[MATERIAL PROVIDED]
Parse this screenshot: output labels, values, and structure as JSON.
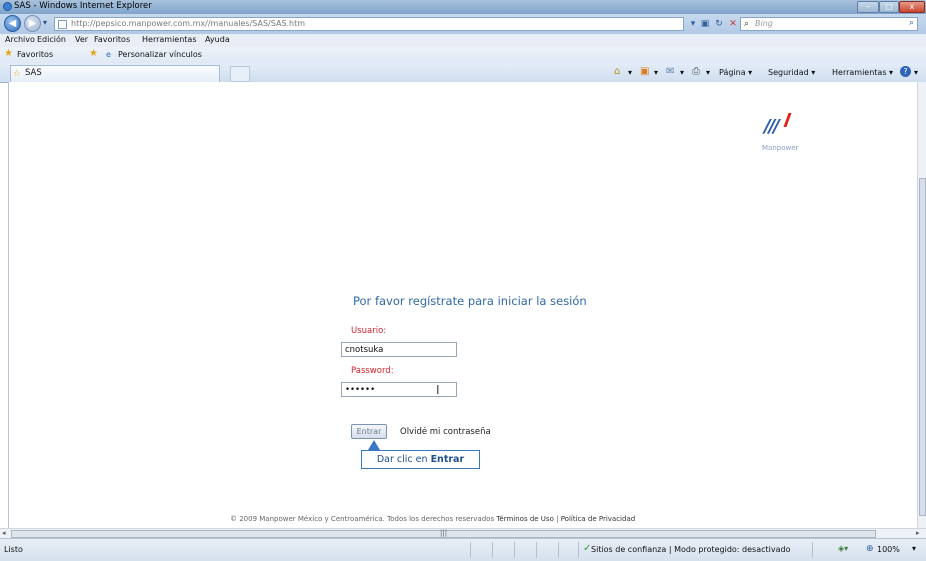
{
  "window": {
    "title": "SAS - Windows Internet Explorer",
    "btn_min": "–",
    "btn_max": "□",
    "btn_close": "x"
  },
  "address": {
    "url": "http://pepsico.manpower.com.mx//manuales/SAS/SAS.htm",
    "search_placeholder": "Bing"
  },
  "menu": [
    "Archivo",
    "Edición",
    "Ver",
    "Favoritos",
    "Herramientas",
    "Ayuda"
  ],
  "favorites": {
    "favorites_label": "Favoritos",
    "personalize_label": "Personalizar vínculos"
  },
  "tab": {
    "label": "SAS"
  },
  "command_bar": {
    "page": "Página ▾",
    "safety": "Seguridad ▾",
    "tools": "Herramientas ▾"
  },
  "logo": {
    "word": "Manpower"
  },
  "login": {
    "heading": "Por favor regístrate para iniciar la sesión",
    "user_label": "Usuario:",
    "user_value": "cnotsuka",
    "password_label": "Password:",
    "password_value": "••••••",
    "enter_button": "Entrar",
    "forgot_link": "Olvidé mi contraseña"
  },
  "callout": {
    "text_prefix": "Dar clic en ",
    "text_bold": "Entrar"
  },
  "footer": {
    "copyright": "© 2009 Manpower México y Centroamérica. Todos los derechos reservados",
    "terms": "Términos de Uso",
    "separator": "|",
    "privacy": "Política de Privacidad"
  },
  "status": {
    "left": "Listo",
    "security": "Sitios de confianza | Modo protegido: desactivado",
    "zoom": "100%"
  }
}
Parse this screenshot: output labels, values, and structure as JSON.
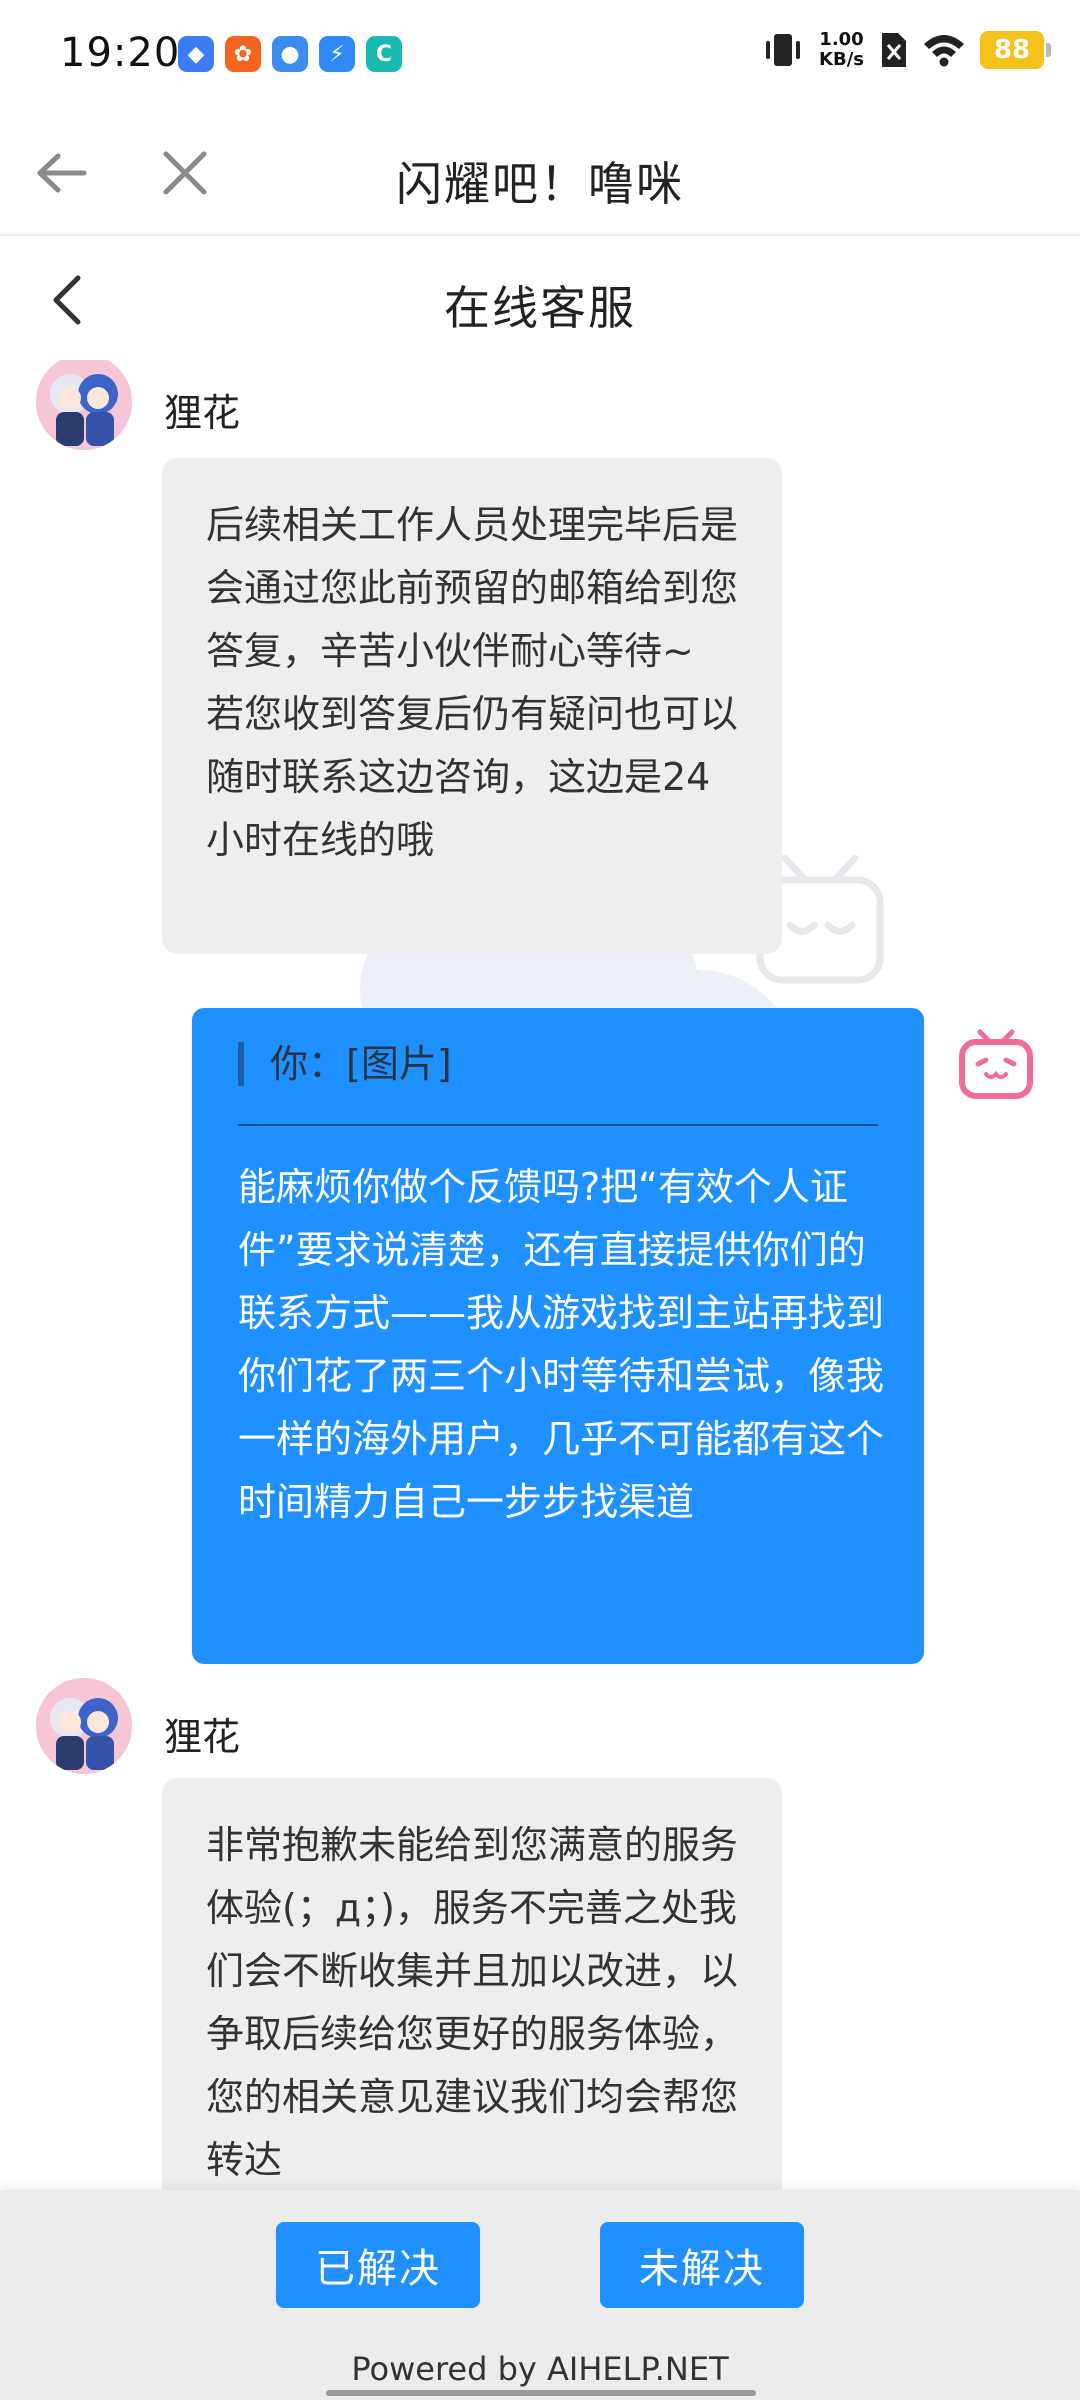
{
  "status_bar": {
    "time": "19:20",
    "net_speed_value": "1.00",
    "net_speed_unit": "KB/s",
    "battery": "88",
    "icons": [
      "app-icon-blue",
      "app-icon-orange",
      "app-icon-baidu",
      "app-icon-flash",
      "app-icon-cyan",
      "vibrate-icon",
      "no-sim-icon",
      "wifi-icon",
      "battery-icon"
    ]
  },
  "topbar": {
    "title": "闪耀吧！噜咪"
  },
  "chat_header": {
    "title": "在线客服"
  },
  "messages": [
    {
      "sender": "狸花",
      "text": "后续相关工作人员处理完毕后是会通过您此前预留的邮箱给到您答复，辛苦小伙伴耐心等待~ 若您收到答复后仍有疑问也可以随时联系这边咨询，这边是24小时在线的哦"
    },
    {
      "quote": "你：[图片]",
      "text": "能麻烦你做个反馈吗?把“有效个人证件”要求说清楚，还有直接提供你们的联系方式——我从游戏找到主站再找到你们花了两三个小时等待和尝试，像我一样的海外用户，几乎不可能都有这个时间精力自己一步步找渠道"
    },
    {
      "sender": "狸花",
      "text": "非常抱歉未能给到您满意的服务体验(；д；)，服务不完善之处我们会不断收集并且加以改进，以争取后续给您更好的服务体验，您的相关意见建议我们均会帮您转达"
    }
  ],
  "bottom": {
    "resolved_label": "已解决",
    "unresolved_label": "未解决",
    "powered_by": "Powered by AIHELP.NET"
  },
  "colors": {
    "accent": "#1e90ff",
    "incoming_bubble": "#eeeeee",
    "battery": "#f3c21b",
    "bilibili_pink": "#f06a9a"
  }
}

[WHAT THE TASK ASKS]
Are you able to set down all the lines above exactly, without any pictures?

[CORRECT RESPONSE]
Parse this screenshot: output labels, values, and structure as JSON.
{
  "window": {
    "title": "SAS - Windows Internet Explorer",
    "btn_min": "–",
    "btn_max": "□",
    "btn_close": "x"
  },
  "address": {
    "url": "http://pepsico.manpower.com.mx//manuales/SAS/SAS.htm",
    "search_placeholder": "Bing"
  },
  "menu": [
    "Archivo",
    "Edición",
    "Ver",
    "Favoritos",
    "Herramientas",
    "Ayuda"
  ],
  "favorites": {
    "favorites_label": "Favoritos",
    "personalize_label": "Personalizar vínculos"
  },
  "tab": {
    "label": "SAS"
  },
  "command_bar": {
    "page": "Página ▾",
    "safety": "Seguridad ▾",
    "tools": "Herramientas ▾"
  },
  "logo": {
    "word": "Manpower"
  },
  "login": {
    "heading": "Por favor regístrate para iniciar la sesión",
    "user_label": "Usuario:",
    "user_value": "cnotsuka",
    "password_label": "Password:",
    "password_value": "••••••",
    "enter_button": "Entrar",
    "forgot_link": "Olvidé mi contraseña"
  },
  "callout": {
    "text_prefix": "Dar clic en ",
    "text_bold": "Entrar"
  },
  "footer": {
    "copyright": "© 2009 Manpower México y Centroamérica. Todos los derechos reservados",
    "terms": "Términos de Uso",
    "separator": "|",
    "privacy": "Política de Privacidad"
  },
  "status": {
    "left": "Listo",
    "security": "Sitios de confianza | Modo protegido: desactivado",
    "zoom": "100%"
  }
}
Parse this screenshot: output labels, values, and structure as JSON.
{
  "status_bar": {
    "time": "19:20",
    "net_speed_value": "1.00",
    "net_speed_unit": "KB/s",
    "battery": "88",
    "icons": [
      "app-icon-blue",
      "app-icon-orange",
      "app-icon-baidu",
      "app-icon-flash",
      "app-icon-cyan",
      "vibrate-icon",
      "no-sim-icon",
      "wifi-icon",
      "battery-icon"
    ]
  },
  "topbar": {
    "title": "闪耀吧！噜咪"
  },
  "chat_header": {
    "title": "在线客服"
  },
  "messages": [
    {
      "sender": "狸花",
      "text": "后续相关工作人员处理完毕后是会通过您此前预留的邮箱给到您答复，辛苦小伙伴耐心等待~ 若您收到答复后仍有疑问也可以随时联系这边咨询，这边是24小时在线的哦"
    },
    {
      "quote": "你：[图片]",
      "text": "能麻烦你做个反馈吗?把“有效个人证件”要求说清楚，还有直接提供你们的联系方式——我从游戏找到主站再找到你们花了两三个小时等待和尝试，像我一样的海外用户，几乎不可能都有这个时间精力自己一步步找渠道"
    },
    {
      "sender": "狸花",
      "text": "非常抱歉未能给到您满意的服务体验(；д；)，服务不完善之处我们会不断收集并且加以改进，以争取后续给您更好的服务体验，您的相关意见建议我们均会帮您转达"
    }
  ],
  "bottom": {
    "resolved_label": "已解决",
    "unresolved_label": "未解决",
    "powered_by": "Powered by AIHELP.NET"
  },
  "colors": {
    "accent": "#1e90ff",
    "incoming_bubble": "#eeeeee",
    "battery": "#f3c21b",
    "bilibili_pink": "#f06a9a"
  }
}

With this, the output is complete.